## Begin
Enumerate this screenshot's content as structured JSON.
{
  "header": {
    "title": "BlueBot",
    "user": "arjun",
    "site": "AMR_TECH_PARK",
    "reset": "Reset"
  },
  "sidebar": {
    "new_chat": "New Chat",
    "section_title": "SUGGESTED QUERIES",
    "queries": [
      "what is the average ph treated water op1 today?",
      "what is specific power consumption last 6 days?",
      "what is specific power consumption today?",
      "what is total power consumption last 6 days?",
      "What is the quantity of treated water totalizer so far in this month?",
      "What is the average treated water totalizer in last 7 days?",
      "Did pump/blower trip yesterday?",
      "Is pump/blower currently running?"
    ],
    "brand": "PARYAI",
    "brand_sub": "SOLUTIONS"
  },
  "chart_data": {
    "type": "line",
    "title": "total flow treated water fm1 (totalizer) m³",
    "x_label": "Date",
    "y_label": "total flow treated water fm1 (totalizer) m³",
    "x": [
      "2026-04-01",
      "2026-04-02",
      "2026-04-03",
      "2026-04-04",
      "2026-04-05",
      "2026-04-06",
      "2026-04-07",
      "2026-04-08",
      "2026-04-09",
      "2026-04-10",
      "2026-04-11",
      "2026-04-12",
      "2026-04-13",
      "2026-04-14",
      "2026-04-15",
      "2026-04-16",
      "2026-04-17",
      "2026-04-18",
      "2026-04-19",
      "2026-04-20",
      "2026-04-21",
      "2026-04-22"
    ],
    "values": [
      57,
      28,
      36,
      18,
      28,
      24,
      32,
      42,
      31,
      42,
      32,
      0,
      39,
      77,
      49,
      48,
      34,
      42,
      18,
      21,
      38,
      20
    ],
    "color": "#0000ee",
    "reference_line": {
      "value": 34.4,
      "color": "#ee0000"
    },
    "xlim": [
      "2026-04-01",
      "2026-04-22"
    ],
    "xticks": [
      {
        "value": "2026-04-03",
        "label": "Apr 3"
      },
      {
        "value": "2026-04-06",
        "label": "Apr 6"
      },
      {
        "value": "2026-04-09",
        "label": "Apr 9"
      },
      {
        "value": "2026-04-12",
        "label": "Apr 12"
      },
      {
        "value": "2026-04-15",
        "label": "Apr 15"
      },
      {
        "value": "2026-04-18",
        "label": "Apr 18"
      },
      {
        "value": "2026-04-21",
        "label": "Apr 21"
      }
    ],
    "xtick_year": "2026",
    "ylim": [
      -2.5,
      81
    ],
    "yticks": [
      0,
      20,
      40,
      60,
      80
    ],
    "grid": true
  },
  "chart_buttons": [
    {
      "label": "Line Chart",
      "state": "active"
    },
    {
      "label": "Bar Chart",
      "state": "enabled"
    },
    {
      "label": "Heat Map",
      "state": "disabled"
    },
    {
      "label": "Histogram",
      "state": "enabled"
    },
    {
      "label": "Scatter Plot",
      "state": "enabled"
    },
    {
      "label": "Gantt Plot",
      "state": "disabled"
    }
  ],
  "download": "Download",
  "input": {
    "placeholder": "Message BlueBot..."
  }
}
## End
Using the listing above, state the number of lines that hold "power", with no other text.

3